◆ **Given exercise**: Show each line from the listing that includes the word "доходы".

● ● ● ● ●

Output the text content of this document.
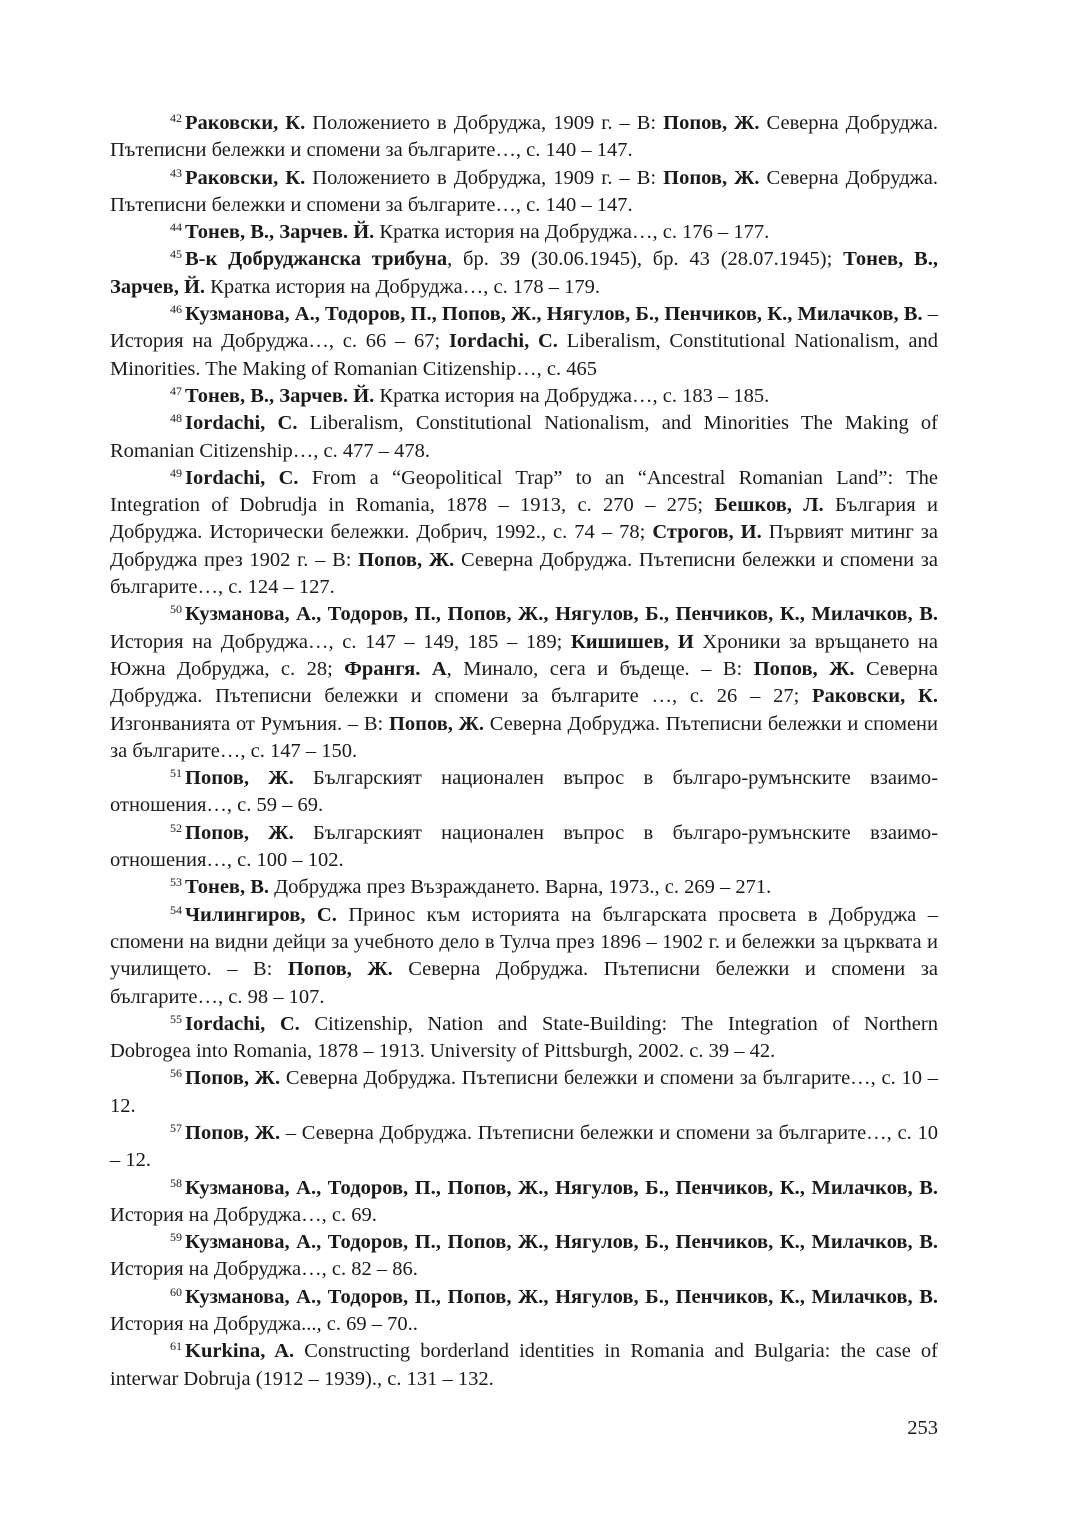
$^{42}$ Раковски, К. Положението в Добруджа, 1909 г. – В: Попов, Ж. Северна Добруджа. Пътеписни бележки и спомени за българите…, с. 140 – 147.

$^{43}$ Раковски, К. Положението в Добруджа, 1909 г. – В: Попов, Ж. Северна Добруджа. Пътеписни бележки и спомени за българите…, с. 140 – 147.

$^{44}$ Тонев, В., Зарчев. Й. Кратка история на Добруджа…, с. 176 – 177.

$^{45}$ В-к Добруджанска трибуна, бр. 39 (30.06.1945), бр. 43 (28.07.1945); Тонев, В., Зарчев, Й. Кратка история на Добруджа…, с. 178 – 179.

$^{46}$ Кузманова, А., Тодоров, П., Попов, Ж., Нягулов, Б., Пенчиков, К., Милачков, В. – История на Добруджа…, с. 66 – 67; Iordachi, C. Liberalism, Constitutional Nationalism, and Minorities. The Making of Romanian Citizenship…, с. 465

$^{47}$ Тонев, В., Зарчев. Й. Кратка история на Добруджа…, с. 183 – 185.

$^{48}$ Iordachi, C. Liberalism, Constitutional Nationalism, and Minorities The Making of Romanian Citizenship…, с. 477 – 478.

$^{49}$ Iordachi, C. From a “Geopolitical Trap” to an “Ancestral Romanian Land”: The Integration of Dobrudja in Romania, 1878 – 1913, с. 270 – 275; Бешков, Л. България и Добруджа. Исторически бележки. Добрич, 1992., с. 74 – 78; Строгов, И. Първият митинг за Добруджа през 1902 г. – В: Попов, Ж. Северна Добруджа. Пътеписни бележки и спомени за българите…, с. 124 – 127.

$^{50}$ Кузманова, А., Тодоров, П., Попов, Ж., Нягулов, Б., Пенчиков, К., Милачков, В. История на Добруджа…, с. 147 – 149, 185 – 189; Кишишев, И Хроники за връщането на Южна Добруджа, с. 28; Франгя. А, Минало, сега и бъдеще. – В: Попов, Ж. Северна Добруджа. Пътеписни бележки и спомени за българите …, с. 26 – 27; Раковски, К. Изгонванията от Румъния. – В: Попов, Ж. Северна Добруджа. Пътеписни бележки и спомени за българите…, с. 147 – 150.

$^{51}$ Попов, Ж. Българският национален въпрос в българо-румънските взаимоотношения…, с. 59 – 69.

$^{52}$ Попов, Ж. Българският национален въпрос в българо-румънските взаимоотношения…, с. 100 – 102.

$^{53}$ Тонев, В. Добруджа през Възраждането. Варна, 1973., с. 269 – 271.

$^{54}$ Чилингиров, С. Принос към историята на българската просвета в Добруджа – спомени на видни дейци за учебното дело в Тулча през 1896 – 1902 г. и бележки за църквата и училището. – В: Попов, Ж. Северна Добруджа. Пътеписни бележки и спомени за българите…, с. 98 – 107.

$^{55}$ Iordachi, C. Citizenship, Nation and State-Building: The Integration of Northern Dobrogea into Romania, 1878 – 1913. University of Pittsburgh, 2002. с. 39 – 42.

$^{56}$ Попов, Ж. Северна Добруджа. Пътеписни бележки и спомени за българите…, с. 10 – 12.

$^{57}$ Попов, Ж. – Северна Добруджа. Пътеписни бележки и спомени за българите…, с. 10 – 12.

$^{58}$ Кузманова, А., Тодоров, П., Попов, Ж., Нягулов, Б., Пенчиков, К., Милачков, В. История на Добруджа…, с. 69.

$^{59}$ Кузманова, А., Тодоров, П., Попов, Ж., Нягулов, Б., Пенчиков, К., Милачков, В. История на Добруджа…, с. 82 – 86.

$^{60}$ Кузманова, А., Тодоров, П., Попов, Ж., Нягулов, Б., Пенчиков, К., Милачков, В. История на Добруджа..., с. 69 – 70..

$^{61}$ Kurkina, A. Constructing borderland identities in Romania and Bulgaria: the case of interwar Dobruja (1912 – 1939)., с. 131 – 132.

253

● ● ● ● ●

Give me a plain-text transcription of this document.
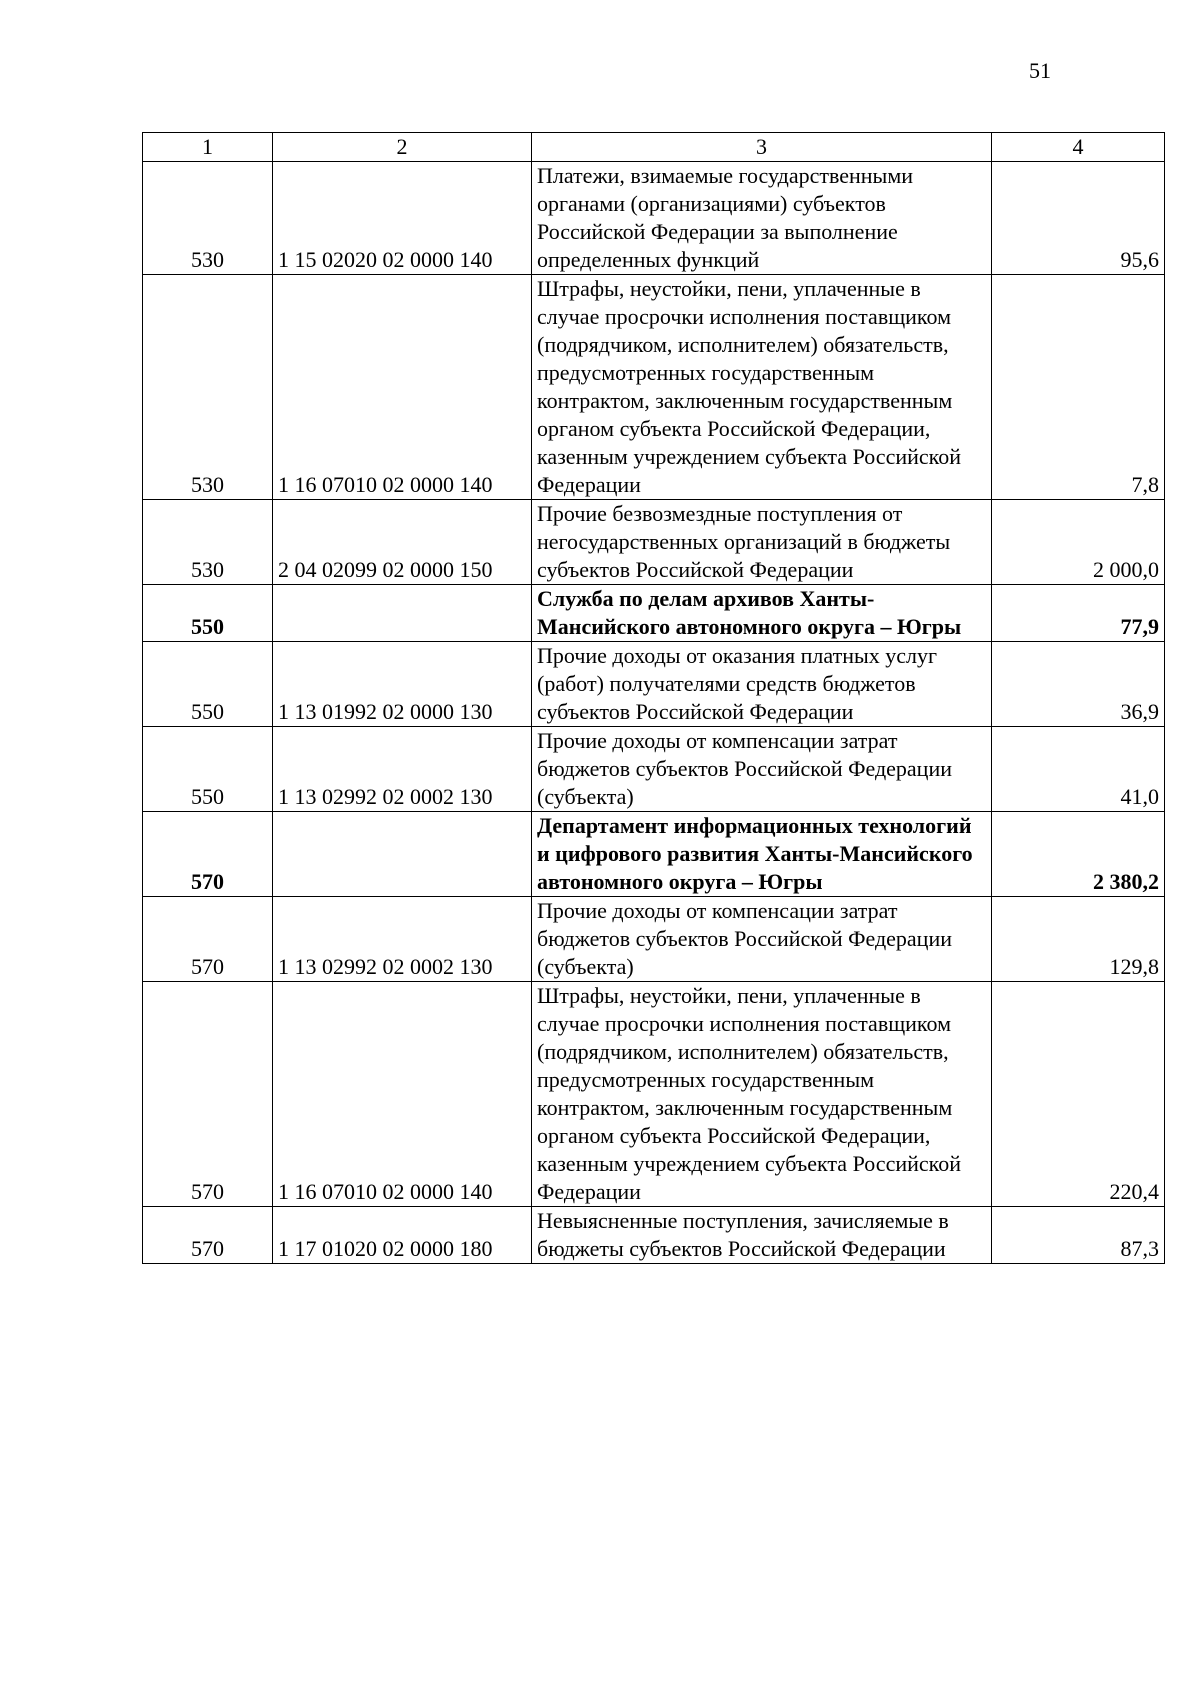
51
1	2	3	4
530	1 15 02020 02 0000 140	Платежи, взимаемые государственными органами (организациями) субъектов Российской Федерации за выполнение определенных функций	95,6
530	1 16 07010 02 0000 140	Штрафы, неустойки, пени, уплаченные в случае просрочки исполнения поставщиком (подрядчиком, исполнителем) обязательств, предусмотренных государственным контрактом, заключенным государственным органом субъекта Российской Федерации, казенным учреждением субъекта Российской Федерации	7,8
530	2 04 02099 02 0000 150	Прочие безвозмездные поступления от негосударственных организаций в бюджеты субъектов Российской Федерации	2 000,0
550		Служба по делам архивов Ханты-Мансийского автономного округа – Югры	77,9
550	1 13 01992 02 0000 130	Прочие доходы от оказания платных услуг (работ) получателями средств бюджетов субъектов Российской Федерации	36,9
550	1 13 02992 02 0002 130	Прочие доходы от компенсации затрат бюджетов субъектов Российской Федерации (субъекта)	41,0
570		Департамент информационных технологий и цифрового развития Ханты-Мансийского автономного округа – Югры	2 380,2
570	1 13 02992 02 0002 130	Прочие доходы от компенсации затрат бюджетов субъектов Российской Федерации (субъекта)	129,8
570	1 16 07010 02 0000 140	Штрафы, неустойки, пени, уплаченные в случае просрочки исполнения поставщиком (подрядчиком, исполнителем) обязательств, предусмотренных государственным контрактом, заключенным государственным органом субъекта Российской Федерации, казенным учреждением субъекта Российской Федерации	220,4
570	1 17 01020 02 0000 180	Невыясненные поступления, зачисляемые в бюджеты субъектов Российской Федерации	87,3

● ● ● ● ●

◆ **Finished task**:
550	1 13 01992 02 0000 130	Прочие доходы от оказания платных услуг (работ) получателями средств бюджетов субъектов Российской Федерации	36,9
550	1 13 02992 02 0002 130	Прочие доходы от компенсации затрат бюджетов субъектов Российской Федерации (субъекта)	41,0
570	1 13 02992 02 0002 130	Прочие доходы от компенсации затрат бюджетов субъектов Российской Федерации (субъекта)	129,8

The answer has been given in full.